DATASET EXTRACT:
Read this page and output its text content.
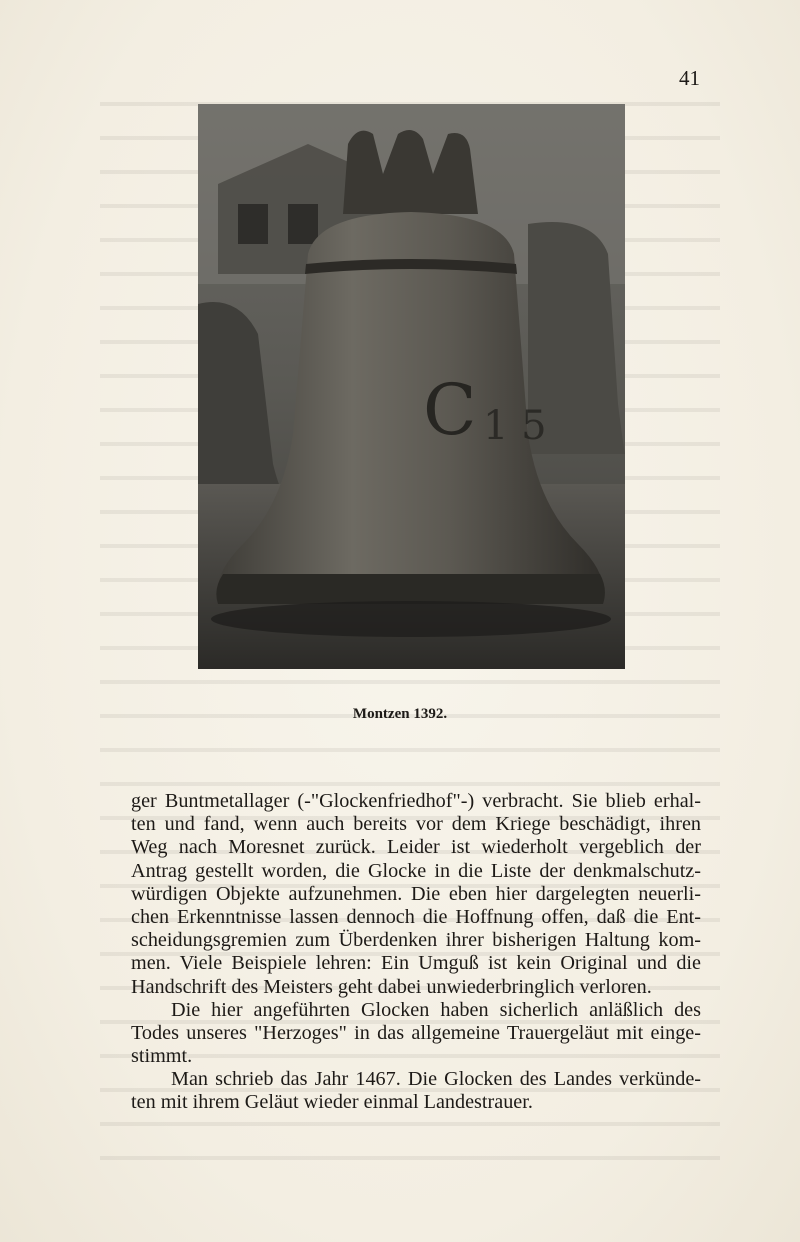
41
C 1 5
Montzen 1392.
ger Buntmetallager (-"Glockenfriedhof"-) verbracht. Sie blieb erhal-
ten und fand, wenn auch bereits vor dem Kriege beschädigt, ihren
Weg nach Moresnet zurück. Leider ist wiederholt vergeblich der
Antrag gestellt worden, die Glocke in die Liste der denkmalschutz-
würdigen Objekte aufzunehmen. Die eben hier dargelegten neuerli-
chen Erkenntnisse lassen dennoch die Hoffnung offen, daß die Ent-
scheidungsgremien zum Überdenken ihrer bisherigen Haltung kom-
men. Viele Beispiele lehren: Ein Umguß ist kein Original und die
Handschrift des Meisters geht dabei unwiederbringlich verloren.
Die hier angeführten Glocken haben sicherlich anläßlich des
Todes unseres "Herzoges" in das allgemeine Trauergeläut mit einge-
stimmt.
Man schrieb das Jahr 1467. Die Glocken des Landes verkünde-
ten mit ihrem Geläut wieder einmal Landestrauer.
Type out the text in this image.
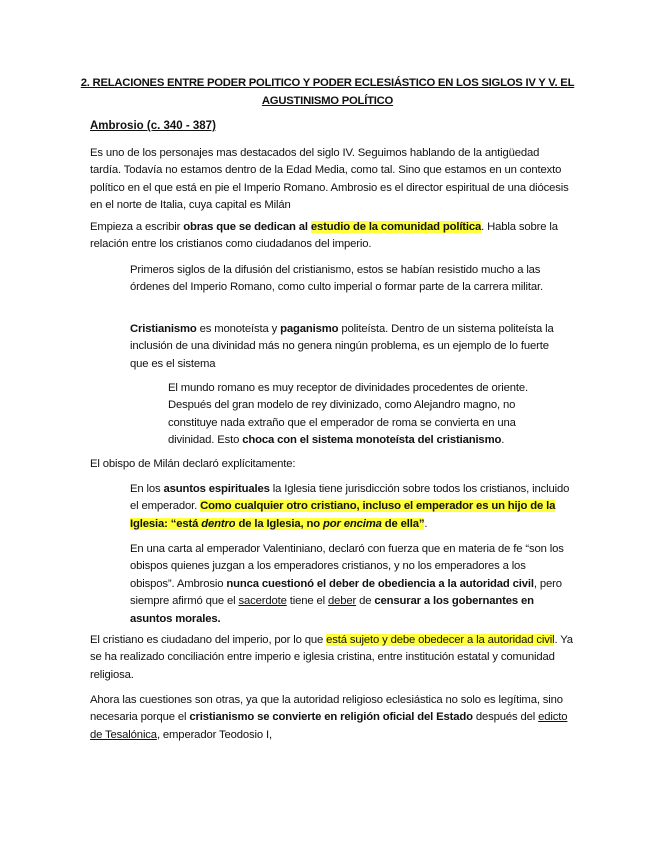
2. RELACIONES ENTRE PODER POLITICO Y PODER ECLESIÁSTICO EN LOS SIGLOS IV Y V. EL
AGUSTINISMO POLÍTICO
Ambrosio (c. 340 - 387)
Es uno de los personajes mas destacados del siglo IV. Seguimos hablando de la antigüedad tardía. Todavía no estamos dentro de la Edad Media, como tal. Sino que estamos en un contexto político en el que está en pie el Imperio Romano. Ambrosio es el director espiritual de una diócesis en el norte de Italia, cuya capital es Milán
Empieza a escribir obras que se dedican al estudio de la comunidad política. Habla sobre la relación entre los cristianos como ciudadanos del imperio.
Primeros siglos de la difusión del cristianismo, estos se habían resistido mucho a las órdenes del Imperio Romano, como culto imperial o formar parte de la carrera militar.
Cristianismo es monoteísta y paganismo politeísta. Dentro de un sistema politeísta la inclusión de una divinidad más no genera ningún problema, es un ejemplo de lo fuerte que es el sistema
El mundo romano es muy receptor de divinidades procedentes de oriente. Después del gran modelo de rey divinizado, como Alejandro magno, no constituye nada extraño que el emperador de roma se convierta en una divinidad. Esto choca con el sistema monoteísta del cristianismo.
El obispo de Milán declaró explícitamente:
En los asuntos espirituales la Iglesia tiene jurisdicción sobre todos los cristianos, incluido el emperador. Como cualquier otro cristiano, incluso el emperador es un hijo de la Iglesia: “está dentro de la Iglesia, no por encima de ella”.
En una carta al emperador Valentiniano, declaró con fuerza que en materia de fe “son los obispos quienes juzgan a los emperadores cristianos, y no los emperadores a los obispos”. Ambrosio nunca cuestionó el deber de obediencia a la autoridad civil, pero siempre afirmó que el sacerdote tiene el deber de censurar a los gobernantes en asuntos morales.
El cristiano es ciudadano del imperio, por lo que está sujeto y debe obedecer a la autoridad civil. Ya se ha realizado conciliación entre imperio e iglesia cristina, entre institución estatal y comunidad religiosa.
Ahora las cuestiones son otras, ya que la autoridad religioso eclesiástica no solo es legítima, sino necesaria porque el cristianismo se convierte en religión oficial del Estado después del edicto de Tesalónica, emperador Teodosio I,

GIVEN PROBLEM:
Reproduce every record above exactly, omitting the pictures.

RESULT:
Read this page and output its text content.
41
C 1 5
Montzen 1392.
ger Buntmetallager (-"Glockenfriedhof"-) verbracht. Sie blieb erhal-
ten und fand, wenn auch bereits vor dem Kriege beschädigt, ihren
Weg nach Moresnet zurück. Leider ist wiederholt vergeblich der
Antrag gestellt worden, die Glocke in die Liste der denkmalschutz-
würdigen Objekte aufzunehmen. Die eben hier dargelegten neuerli-
chen Erkenntnisse lassen dennoch die Hoffnung offen, daß die Ent-
scheidungsgremien zum Überdenken ihrer bisherigen Haltung kom-
men. Viele Beispiele lehren: Ein Umguß ist kein Original und die
Handschrift des Meisters geht dabei unwiederbringlich verloren.
Die hier angeführten Glocken haben sicherlich anläßlich des
Todes unseres "Herzoges" in das allgemeine Trauergeläut mit einge-
stimmt.
Man schrieb das Jahr 1467. Die Glocken des Landes verkünde-
ten mit ihrem Geläut wieder einmal Landestrauer.
Type out the text in this image.
2. RELACIONES ENTRE PODER POLITICO Y PODER ECLESIÁSTICO EN LOS SIGLOS IV Y V. EL
AGUSTINISMO POLÍTICO
Ambrosio (c. 340 - 387)
Es uno de los personajes mas destacados del siglo IV. Seguimos hablando de la antigüedad tardía. Todavía no estamos dentro de la Edad Media, como tal. Sino que estamos en un contexto político en el que está en pie el Imperio Romano. Ambrosio es el director espiritual de una diócesis en el norte de Italia, cuya capital es Milán
Empieza a escribir obras que se dedican al estudio de la comunidad política. Habla sobre la relación entre los cristianos como ciudadanos del imperio.
Primeros siglos de la difusión del cristianismo, estos se habían resistido mucho a las órdenes del Imperio Romano, como culto imperial o formar parte de la carrera militar.
Cristianismo es monoteísta y paganismo politeísta. Dentro de un sistema politeísta la inclusión de una divinidad más no genera ningún problema, es un ejemplo de lo fuerte que es el sistema
El mundo romano es muy receptor de divinidades procedentes de oriente. Después del gran modelo de rey divinizado, como Alejandro magno, no constituye nada extraño que el emperador de roma se convierta en una divinidad. Esto choca con el sistema monoteísta del cristianismo.
El obispo de Milán declaró explícitamente:
En los asuntos espirituales la Iglesia tiene jurisdicción sobre todos los cristianos, incluido el emperador. Como cualquier otro cristiano, incluso el emperador es un hijo de la Iglesia: “está dentro de la Iglesia, no por encima de ella”.
En una carta al emperador Valentiniano, declaró con fuerza que en materia de fe “son los obispos quienes juzgan a los emperadores cristianos, y no los emperadores a los obispos”. Ambrosio nunca cuestionó el deber de obediencia a la autoridad civil, pero siempre afirmó que el sacerdote tiene el deber de censurar a los gobernantes en asuntos morales.
El cristiano es ciudadano del imperio, por lo que está sujeto y debe obedecer a la autoridad civil. Ya se ha realizado conciliación entre imperio e iglesia cristina, entre institución estatal y comunidad religiosa.
Ahora las cuestiones son otras, ya que la autoridad religioso eclesiástica no solo es legítima, sino necesaria porque el cristianismo se convierte en religión oficial del Estado después del edicto de Tesalónica, emperador Teodosio I,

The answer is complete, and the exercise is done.